- **What you will do**: Every line that holds the string "come" is to be identified and copied.

==== Data provided

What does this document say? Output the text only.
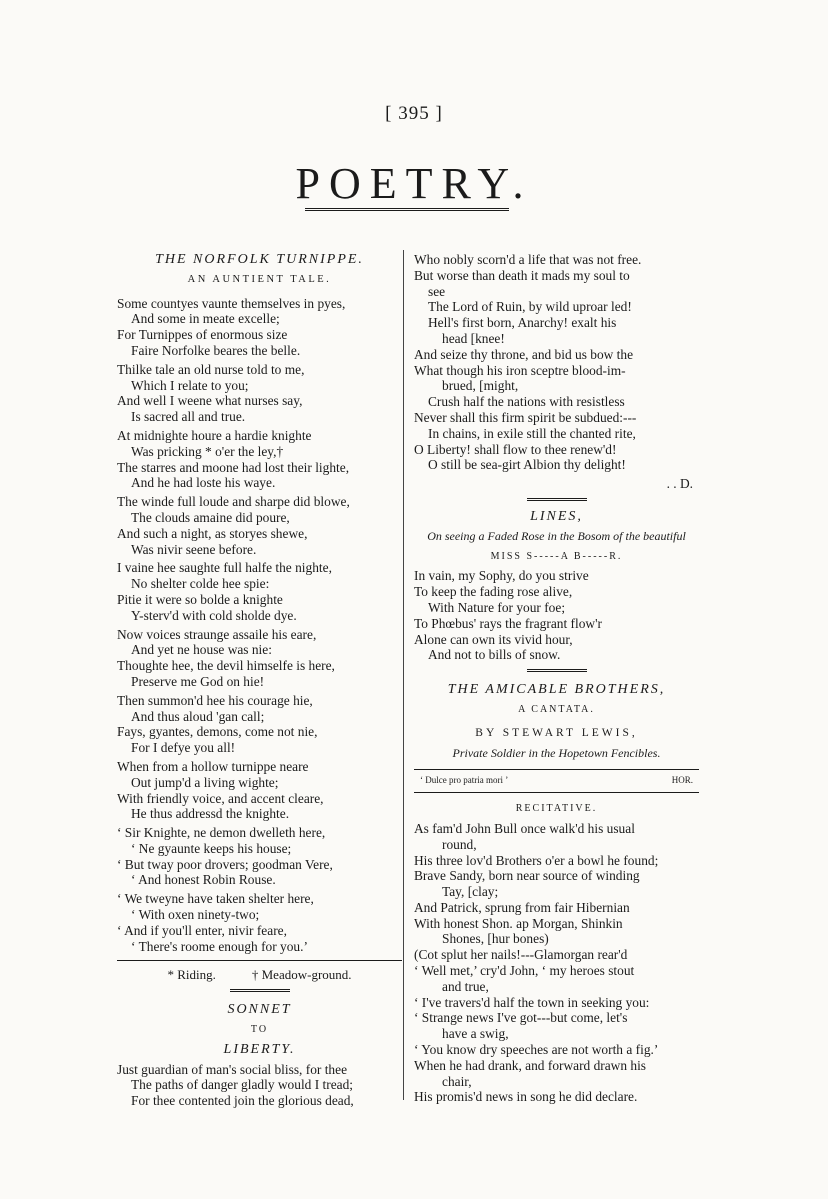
[ 395 ]
POETRY.
THE NORFOLK TURNIPPE.
AN AUNTIENT TALE.
Some countyes vaunte themselves in pyes,
And some in meate excelle;
For Turnippes of enormous size
Faire Norfolke beares the belle.
Thilke tale an old nurse told to me,
Which I relate to you;
And well I weene what nurses say,
Is sacred all and true.
At midnighte houre a hardie knighte
Was pricking * o'er the ley,†
The starres and moone had lost their lighte,
And he had loste his waye.
The winde full loude and sharpe did blowe,
The clouds amaine did poure,
And such a night, as storyes shewe,
Was nivir seene before.
I vaine hee saughte full halfe the nighte,
No shelter colde hee spie:
Pitie it were so bolde a knighte
Y-sterv'd with cold sholde dye.
Now voices straunge assaile his eare,
And yet ne house was nie:
Thoughte hee, the devil himselfe is here,
Preserve me God on hie!
Then summon'd hee his courage hie,
And thus aloud 'gan call;
Fays, gyantes, demons, come not nie,
For I defye you all!
When from a hollow turnippe neare
Out jump'd a living wighte;
With friendly voice, and accent cleare,
He thus addressd the knighte.
‘ Sir Knighte, ne demon dwelleth here,
‘ Ne gyaunte keeps his house;
‘ But tway poor drovers; goodman Vere,
‘ And honest Robin Rouse.
‘ We tweyne have taken shelter here,
‘ With oxen ninety-two;
‘ And if you'll enter, nivir feare,
‘ There's roome enough for you.’
* Riding.	† Meadow-ground.
SONNET
TO
LIBERTY.
Just guardian of man's social bliss, for thee
The paths of danger gladly would I tread;
For thee contented join the glorious dead,
Who nobly scorn'd a life that was not free.
But worse than death it mads my soul to
see
The Lord of Ruin, by wild uproar led!
Hell's first born, Anarchy! exalt his
head [knee!
And seize thy throne, and bid us bow the
What though his iron sceptre blood-im-
brued, [might,
Crush half the nations with resistless
Never shall this firm spirit be subdued:---
In chains, in exile still the chanted rite,
O Liberty! shall flow to thee renew'd!
O still be sea-girt Albion thy delight!
. . D.
LINES,
On seeing a Faded Rose in the Bosom of the beautiful
MISS S-----A B-----R.
In vain, my Sophy, do you strive
To keep the fading rose alive,
With Nature for your foe;
To Phœbus' rays the fragrant flow'r
Alone can own its vivid hour,
And not to bills of snow.
THE AMICABLE BROTHERS,
A CANTATA.
BY STEWART LEWIS,
Private Soldier in the Hopetown Fencibles.
‘ Dulce pro patria mori ’	HOR.
RECITATIVE.
As fam'd John Bull once walk'd his usual
round,
His three lov'd Brothers o'er a bowl he found;
Brave Sandy, born near source of winding
Tay, [clay;
And Patrick, sprung from fair Hibernian
With honest Shon. ap Morgan, Shinkin
Shones, [hur bones)
(Cot splut her nails!---Glamorgan rear'd
‘ Well met,’ cry'd John, ‘ my heroes stout
and true,
‘ I've travers'd half the town in seeking you:
‘ Strange news I've got---but come, let's
have a swig,
‘ You know dry speeches are not worth a fig.’
When he had drank, and forward drawn his
chair,
His promis'd news in song he did declare.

========

- **In response**:
Fays, gyantes, demons, come not nie,
‘ Strange news I've got---but come, let's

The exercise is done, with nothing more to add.